(Dataset items)
= = = = = = =
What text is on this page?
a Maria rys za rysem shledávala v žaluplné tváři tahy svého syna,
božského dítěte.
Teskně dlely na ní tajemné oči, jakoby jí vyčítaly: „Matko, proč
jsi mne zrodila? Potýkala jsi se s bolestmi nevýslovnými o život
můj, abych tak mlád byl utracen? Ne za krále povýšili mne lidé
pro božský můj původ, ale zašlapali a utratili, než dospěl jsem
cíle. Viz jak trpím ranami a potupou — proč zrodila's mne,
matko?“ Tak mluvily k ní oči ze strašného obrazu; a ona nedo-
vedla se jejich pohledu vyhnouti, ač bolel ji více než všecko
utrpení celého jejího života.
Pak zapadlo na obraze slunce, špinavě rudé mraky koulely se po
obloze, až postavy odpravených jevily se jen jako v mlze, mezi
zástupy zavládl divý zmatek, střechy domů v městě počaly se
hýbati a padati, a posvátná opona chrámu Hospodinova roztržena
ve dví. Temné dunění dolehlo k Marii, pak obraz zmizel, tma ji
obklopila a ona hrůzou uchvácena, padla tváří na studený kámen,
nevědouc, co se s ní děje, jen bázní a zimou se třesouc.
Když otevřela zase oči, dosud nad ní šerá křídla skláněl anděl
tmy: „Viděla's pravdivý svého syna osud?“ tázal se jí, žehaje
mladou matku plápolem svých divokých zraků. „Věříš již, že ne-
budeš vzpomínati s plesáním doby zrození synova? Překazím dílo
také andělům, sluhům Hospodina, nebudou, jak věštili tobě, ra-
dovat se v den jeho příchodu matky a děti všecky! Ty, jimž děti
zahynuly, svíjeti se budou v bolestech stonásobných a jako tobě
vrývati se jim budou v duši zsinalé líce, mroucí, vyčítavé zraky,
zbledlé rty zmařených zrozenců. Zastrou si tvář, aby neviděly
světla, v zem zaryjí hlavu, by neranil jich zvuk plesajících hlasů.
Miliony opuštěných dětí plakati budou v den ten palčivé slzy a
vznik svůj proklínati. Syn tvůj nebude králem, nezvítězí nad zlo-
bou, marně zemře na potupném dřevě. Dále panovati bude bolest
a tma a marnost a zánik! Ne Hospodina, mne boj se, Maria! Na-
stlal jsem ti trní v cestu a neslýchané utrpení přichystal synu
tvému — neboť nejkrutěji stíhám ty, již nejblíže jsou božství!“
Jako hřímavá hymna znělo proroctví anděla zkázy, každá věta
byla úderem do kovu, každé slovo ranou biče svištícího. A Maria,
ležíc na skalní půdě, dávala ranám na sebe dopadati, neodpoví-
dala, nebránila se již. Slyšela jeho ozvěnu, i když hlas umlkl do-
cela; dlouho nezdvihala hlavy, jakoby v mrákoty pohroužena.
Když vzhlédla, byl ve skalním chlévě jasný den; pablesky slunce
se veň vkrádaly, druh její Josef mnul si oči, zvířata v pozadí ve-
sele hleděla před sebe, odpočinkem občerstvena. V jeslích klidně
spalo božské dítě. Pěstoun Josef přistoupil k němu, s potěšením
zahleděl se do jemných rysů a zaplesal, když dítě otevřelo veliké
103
= = = = = = =
● WHAT THE TASK ASKS: Of the lines in the data, how many hold the string "sebe"? State the number, nothing else.

● SOLUTION: 2